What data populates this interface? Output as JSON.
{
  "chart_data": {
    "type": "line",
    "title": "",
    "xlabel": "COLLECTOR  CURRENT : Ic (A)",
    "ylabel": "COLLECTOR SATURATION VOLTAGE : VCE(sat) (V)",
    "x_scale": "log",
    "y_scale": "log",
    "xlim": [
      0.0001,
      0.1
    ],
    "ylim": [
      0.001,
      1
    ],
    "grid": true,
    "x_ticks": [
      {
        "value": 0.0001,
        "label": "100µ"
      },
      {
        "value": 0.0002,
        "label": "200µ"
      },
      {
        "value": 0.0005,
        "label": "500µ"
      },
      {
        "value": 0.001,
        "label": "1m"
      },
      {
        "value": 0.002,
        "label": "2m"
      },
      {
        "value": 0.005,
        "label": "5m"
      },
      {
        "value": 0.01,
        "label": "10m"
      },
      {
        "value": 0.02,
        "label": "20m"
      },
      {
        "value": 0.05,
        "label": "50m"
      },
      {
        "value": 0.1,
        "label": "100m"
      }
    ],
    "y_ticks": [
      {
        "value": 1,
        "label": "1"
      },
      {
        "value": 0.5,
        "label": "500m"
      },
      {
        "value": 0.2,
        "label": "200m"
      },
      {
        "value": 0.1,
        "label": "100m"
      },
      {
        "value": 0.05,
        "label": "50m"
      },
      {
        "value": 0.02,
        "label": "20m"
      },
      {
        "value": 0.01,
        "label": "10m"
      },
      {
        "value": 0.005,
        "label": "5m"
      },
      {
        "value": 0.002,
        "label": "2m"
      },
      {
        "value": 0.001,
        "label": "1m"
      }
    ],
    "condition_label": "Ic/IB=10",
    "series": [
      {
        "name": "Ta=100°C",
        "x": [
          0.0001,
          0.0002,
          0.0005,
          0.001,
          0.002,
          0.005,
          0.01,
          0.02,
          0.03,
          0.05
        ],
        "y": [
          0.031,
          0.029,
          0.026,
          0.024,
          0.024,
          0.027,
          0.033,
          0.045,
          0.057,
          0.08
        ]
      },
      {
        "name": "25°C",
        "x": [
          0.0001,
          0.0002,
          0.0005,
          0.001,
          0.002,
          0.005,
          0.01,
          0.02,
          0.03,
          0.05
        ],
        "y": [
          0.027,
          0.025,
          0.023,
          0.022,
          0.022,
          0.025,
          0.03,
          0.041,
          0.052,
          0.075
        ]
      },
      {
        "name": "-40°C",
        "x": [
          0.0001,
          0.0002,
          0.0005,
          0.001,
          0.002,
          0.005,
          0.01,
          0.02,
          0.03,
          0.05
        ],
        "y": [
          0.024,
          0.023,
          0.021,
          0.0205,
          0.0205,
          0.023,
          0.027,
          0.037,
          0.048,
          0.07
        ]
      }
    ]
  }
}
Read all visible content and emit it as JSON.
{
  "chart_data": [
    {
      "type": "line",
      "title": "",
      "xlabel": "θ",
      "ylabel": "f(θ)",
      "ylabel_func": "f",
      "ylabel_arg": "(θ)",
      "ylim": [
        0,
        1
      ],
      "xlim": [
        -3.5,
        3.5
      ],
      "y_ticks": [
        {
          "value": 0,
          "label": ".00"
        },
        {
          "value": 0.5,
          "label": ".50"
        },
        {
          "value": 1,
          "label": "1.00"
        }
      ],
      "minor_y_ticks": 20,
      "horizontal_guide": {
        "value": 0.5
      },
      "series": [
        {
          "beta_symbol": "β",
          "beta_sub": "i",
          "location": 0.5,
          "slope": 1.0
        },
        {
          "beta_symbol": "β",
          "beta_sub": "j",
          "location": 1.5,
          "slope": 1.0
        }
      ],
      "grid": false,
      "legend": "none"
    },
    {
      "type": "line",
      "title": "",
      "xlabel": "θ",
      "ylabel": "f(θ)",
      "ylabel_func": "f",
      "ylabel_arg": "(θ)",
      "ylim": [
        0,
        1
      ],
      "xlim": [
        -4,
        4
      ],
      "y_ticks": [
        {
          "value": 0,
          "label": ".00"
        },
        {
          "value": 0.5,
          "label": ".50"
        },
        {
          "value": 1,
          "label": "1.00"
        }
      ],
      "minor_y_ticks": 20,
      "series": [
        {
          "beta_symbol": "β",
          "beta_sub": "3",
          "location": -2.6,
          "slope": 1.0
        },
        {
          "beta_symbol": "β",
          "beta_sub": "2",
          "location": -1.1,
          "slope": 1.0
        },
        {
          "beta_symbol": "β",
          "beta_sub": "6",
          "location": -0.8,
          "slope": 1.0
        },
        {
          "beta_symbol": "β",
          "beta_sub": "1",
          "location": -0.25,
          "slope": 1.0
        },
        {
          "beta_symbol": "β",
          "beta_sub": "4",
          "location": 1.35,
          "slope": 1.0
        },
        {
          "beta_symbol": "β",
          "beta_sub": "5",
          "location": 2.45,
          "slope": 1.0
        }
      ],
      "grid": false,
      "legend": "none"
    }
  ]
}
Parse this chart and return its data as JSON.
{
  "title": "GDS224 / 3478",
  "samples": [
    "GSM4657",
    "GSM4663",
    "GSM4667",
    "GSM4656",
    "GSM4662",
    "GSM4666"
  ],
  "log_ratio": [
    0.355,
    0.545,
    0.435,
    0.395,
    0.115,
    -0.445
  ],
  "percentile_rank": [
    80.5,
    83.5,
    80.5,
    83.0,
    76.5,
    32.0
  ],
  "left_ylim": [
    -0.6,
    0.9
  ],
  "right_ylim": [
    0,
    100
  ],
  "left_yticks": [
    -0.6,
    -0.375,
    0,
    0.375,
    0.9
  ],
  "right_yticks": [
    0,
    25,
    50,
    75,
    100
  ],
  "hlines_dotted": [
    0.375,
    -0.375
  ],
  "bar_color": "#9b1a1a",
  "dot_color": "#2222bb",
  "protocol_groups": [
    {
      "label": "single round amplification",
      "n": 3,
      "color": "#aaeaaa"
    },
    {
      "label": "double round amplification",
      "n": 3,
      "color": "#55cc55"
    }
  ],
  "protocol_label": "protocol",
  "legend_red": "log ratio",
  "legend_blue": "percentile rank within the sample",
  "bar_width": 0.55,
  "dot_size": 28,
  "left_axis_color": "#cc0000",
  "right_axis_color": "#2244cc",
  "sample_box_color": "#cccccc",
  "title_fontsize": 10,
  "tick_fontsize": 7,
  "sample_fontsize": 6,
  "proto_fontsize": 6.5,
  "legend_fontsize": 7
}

++++++++

## TASK BRIEF:
Return the full listing, character for character.

## SOLUTION TO THE EXERCISE:
What data populates this interface? Output as JSON.
{
  "chart_data": {
    "type": "line",
    "title": "",
    "xlabel": "COLLECTOR  CURRENT : Ic (A)",
    "ylabel": "COLLECTOR SATURATION VOLTAGE : VCE(sat) (V)",
    "x_scale": "log",
    "y_scale": "log",
    "xlim": [
      0.0001,
      0.1
    ],
    "ylim": [
      0.001,
      1
    ],
    "grid": true,
    "x_ticks": [
      {
        "value": 0.0001,
        "label": "100µ"
      },
      {
        "value": 0.0002,
        "label": "200µ"
      },
      {
        "value": 0.0005,
        "label": "500µ"
      },
      {
        "value": 0.001,
        "label": "1m"
      },
      {
        "value": 0.002,
        "label": "2m"
      },
      {
        "value": 0.005,
        "label": "5m"
      },
      {
        "value": 0.01,
        "label": "10m"
      },
      {
        "value": 0.02,
        "label": "20m"
      },
      {
        "value": 0.05,
        "label": "50m"
      },
      {
        "value": 0.1,
        "label": "100m"
      }
    ],
    "y_ticks": [
      {
        "value": 1,
        "label": "1"
      },
      {
        "value": 0.5,
        "label": "500m"
      },
      {
        "value": 0.2,
        "label": "200m"
      },
      {
        "value": 0.1,
        "label": "100m"
      },
      {
        "value": 0.05,
        "label": "50m"
      },
      {
        "value": 0.02,
        "label": "20m"
      },
      {
        "value": 0.01,
        "label": "10m"
      },
      {
        "value": 0.005,
        "label": "5m"
      },
      {
        "value": 0.002,
        "label": "2m"
      },
      {
        "value": 0.001,
        "label": "1m"
      }
    ],
    "condition_label": "Ic/IB=10",
    "series": [
      {
        "name": "Ta=100°C",
        "x": [
          0.0001,
          0.0002,
          0.0005,
          0.001,
          0.002,
          0.005,
          0.01,
          0.02,
          0.03,
          0.05
        ],
        "y": [
          0.031,
          0.029,
          0.026,
          0.024,
          0.024,
          0.027,
          0.033,
          0.045,
          0.057,
          0.08
        ]
      },
      {
        "name": "25°C",
        "x": [
          0.0001,
          0.0002,
          0.0005,
          0.001,
          0.002,
          0.005,
          0.01,
          0.02,
          0.03,
          0.05
        ],
        "y": [
          0.027,
          0.025,
          0.023,
          0.022,
          0.022,
          0.025,
          0.03,
          0.041,
          0.052,
          0.075
        ]
      },
      {
        "name": "-40°C",
        "x": [
          0.0001,
          0.0002,
          0.0005,
          0.001,
          0.002,
          0.005,
          0.01,
          0.02,
          0.03,
          0.05
        ],
        "y": [
          0.024,
          0.023,
          0.021,
          0.0205,
          0.0205,
          0.023,
          0.027,
          0.037,
          0.048,
          0.07
        ]
      }
    ]
  }
}
Read all visible content and emit it as JSON.
{
  "chart_data": [
    {
      "type": "line",
      "title": "",
      "xlabel": "θ",
      "ylabel": "f(θ)",
      "ylabel_func": "f",
      "ylabel_arg": "(θ)",
      "ylim": [
        0,
        1
      ],
      "xlim": [
        -3.5,
        3.5
      ],
      "y_ticks": [
        {
          "value": 0,
          "label": ".00"
        },
        {
          "value": 0.5,
          "label": ".50"
        },
        {
          "value": 1,
          "label": "1.00"
        }
      ],
      "minor_y_ticks": 20,
      "horizontal_guide": {
        "value": 0.5
      },
      "series": [
        {
          "beta_symbol": "β",
          "beta_sub": "i",
          "location": 0.5,
          "slope": 1.0
        },
        {
          "beta_symbol": "β",
          "beta_sub": "j",
          "location": 1.5,
          "slope": 1.0
        }
      ],
      "grid": false,
      "legend": "none"
    },
    {
      "type": "line",
      "title": "",
      "xlabel": "θ",
      "ylabel": "f(θ)",
      "ylabel_func": "f",
      "ylabel_arg": "(θ)",
      "ylim": [
        0,
        1
      ],
      "xlim": [
        -4,
        4
      ],
      "y_ticks": [
        {
          "value": 0,
          "label": ".00"
        },
        {
          "value": 0.5,
          "label": ".50"
        },
        {
          "value": 1,
          "label": "1.00"
        }
      ],
      "minor_y_ticks": 20,
      "series": [
        {
          "beta_symbol": "β",
          "beta_sub": "3",
          "location": -2.6,
          "slope": 1.0
        },
        {
          "beta_symbol": "β",
          "beta_sub": "2",
          "location": -1.1,
          "slope": 1.0
        },
        {
          "beta_symbol": "β",
          "beta_sub": "6",
          "location": -0.8,
          "slope": 1.0
        },
        {
          "beta_symbol": "β",
          "beta_sub": "1",
          "location": -0.25,
          "slope": 1.0
        },
        {
          "beta_symbol": "β",
          "beta_sub": "4",
          "location": 1.35,
          "slope": 1.0
        },
        {
          "beta_symbol": "β",
          "beta_sub": "5",
          "location": 2.45,
          "slope": 1.0
        }
      ],
      "grid": false,
      "legend": "none"
    }
  ]
}
Parse this chart and return its data as JSON.
{
  "title": "GDS224 / 3478",
  "samples": [
    "GSM4657",
    "GSM4663",
    "GSM4667",
    "GSM4656",
    "GSM4662",
    "GSM4666"
  ],
  "log_ratio": [
    0.355,
    0.545,
    0.435,
    0.395,
    0.115,
    -0.445
  ],
  "percentile_rank": [
    80.5,
    83.5,
    80.5,
    83.0,
    76.5,
    32.0
  ],
  "left_ylim": [
    -0.6,
    0.9
  ],
  "right_ylim": [
    0,
    100
  ],
  "left_yticks": [
    -0.6,
    -0.375,
    0,
    0.375,
    0.9
  ],
  "right_yticks": [
    0,
    25,
    50,
    75,
    100
  ],
  "hlines_dotted": [
    0.375,
    -0.375
  ],
  "bar_color": "#9b1a1a",
  "dot_color": "#2222bb",
  "protocol_groups": [
    {
      "label": "single round amplification",
      "n": 3,
      "color": "#aaeaaa"
    },
    {
      "label": "double round amplification",
      "n": 3,
      "color": "#55cc55"
    }
  ],
  "protocol_label": "protocol",
  "legend_red": "log ratio",
  "legend_blue": "percentile rank within the sample",
  "bar_width": 0.55,
  "dot_size": 28,
  "left_axis_color": "#cc0000",
  "right_axis_color": "#2244cc",
  "sample_box_color": "#cccccc",
  "title_fontsize": 10,
  "tick_fontsize": 7,
  "sample_fontsize": 6,
  "proto_fontsize": 6.5,
  "legend_fontsize": 7
}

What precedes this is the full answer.